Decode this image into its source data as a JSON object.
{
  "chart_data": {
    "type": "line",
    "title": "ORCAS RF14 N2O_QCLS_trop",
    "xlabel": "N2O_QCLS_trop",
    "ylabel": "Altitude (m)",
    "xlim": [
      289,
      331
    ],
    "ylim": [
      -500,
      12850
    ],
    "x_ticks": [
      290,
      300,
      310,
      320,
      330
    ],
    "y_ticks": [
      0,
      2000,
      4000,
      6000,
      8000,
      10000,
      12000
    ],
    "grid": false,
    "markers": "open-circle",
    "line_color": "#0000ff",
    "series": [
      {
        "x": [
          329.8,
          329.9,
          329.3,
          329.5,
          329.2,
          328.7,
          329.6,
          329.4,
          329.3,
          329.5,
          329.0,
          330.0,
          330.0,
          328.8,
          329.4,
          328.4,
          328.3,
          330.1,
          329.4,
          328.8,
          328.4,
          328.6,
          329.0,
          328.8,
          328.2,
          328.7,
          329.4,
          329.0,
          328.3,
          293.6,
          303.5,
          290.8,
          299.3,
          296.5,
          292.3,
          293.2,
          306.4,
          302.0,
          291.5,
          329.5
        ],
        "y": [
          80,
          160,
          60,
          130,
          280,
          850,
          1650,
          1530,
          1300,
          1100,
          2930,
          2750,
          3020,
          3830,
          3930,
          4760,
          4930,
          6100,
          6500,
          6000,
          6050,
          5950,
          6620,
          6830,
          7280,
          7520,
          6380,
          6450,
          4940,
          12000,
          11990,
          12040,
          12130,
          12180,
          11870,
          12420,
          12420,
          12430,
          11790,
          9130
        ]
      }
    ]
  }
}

══════

> _TASK DESCRIPTION_
Return all the data exactly as given.

> _RESPONSE_
Decode this image into its source data as a JSON object.
{
  "chart_data": {
    "type": "line",
    "title": "ORCAS RF14 N2O_QCLS_trop",
    "xlabel": "N2O_QCLS_trop",
    "ylabel": "Altitude (m)",
    "xlim": [
      289,
      331
    ],
    "ylim": [
      -500,
      12850
    ],
    "x_ticks": [
      290,
      300,
      310,
      320,
      330
    ],
    "y_ticks": [
      0,
      2000,
      4000,
      6000,
      8000,
      10000,
      12000
    ],
    "grid": false,
    "markers": "open-circle",
    "line_color": "#0000ff",
    "series": [
      {
        "x": [
          329.8,
          329.9,
          329.3,
          329.5,
          329.2,
          328.7,
          329.6,
          329.4,
          329.3,
          329.5,
          329.0,
          330.0,
          330.0,
          328.8,
          329.4,
          328.4,
          328.3,
          330.1,
          329.4,
          328.8,
          328.4,
          328.6,
          329.0,
          328.8,
          328.2,
          328.7,
          329.4,
          329.0,
          328.3,
          293.6,
          303.5,
          290.8,
          299.3,
          296.5,
          292.3,
          293.2,
          306.4,
          302.0,
          291.5,
          329.5
        ],
        "y": [
          80,
          160,
          60,
          130,
          280,
          850,
          1650,
          1530,
          1300,
          1100,
          2930,
          2750,
          3020,
          3830,
          3930,
          4760,
          4930,
          6100,
          6500,
          6000,
          6050,
          5950,
          6620,
          6830,
          7280,
          7520,
          6380,
          6450,
          4940,
          12000,
          11990,
          12040,
          12130,
          12180,
          11870,
          12420,
          12420,
          12430,
          11790,
          9130
        ]
      }
    ]
  }
}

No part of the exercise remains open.